▶ **Objective**:
Where a line of the listing below includes the word "color", reproduce that line.

— Start of Extracted data —

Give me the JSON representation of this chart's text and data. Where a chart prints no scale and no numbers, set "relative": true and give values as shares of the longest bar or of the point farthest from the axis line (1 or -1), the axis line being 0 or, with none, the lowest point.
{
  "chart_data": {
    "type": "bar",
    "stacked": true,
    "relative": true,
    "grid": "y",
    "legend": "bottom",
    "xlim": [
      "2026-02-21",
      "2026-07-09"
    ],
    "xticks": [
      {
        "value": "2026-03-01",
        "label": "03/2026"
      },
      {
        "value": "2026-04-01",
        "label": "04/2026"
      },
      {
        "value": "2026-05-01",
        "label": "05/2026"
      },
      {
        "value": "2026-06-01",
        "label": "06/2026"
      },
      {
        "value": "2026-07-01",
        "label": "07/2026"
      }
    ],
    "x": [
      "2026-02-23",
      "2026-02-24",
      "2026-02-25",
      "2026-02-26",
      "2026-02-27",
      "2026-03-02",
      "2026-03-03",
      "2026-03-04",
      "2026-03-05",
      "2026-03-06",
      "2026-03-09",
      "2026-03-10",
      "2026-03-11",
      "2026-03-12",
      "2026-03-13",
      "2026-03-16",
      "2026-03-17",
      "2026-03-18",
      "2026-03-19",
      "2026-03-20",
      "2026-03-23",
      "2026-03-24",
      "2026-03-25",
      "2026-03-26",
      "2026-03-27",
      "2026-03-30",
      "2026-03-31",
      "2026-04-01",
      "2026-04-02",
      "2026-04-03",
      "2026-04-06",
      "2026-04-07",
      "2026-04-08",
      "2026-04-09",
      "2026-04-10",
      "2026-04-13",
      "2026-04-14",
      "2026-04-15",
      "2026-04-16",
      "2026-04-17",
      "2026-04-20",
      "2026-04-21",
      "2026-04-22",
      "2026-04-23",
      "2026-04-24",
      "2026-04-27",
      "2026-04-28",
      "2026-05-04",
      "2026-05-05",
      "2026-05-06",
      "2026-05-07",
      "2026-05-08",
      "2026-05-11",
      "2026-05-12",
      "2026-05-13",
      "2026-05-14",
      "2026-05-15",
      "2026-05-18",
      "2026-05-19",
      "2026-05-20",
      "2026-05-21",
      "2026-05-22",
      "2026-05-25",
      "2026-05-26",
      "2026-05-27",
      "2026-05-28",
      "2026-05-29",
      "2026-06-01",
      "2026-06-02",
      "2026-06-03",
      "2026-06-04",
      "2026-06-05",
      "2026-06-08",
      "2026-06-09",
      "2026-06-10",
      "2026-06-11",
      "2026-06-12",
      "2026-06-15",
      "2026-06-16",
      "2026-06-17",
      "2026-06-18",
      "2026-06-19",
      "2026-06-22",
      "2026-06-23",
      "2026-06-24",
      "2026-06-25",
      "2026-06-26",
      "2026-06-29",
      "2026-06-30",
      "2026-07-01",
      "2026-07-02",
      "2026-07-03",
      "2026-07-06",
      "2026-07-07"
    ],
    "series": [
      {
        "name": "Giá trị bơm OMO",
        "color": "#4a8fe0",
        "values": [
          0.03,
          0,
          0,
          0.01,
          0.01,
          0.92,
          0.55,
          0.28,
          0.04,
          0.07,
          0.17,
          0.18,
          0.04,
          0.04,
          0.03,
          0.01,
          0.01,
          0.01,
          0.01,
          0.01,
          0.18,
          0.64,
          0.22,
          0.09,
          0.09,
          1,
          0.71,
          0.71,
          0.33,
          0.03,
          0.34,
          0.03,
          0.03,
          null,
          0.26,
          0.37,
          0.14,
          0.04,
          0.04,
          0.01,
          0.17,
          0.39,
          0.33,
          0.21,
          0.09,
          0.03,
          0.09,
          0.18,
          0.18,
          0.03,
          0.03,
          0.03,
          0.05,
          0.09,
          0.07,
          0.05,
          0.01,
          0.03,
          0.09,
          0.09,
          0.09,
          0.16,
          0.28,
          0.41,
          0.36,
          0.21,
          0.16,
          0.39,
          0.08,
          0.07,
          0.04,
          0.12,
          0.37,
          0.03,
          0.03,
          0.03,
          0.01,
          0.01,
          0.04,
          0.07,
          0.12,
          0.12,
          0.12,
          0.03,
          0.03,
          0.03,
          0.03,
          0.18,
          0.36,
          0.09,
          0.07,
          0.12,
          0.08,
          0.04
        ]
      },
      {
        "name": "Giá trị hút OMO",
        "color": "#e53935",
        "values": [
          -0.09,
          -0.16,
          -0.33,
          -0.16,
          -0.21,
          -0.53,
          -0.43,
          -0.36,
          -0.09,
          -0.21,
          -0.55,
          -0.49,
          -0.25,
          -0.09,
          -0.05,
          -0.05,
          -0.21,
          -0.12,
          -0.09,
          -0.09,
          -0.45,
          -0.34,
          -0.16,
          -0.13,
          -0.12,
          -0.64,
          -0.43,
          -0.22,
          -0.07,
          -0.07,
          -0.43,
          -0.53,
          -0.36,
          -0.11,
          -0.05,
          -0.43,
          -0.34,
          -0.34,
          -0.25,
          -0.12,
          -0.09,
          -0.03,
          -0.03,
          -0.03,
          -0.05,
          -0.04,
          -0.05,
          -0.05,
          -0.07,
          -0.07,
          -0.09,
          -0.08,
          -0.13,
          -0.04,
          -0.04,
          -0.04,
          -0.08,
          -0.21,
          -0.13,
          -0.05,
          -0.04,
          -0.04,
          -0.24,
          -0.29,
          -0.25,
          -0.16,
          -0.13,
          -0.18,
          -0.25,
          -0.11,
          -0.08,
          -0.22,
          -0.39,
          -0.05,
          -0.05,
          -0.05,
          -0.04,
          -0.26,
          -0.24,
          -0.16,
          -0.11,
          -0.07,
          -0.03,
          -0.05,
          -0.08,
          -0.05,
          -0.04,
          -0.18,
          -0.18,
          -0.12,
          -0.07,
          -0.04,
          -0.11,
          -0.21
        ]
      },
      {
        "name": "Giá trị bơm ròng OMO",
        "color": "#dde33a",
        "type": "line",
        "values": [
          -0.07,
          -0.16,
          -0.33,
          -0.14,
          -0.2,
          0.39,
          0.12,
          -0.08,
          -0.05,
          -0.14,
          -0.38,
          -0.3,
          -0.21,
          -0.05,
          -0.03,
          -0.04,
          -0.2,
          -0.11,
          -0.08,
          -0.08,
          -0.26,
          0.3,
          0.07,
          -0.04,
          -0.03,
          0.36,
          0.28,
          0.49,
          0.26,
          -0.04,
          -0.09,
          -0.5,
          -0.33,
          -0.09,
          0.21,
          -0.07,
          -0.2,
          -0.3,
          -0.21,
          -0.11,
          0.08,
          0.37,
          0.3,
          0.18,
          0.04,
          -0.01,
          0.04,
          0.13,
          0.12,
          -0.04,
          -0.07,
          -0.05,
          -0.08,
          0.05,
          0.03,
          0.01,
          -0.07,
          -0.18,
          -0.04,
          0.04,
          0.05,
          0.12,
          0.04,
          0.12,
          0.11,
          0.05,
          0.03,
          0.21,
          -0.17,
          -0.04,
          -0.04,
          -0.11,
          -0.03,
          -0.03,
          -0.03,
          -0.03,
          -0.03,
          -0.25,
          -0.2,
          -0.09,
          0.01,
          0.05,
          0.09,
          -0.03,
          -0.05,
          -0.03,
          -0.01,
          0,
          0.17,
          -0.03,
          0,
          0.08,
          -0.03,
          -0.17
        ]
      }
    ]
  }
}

— End of Extracted data —

▶ **Task output**:
        "color": "#4a8fe0",
        "color": "#e53935",
        "color": "#dde33a",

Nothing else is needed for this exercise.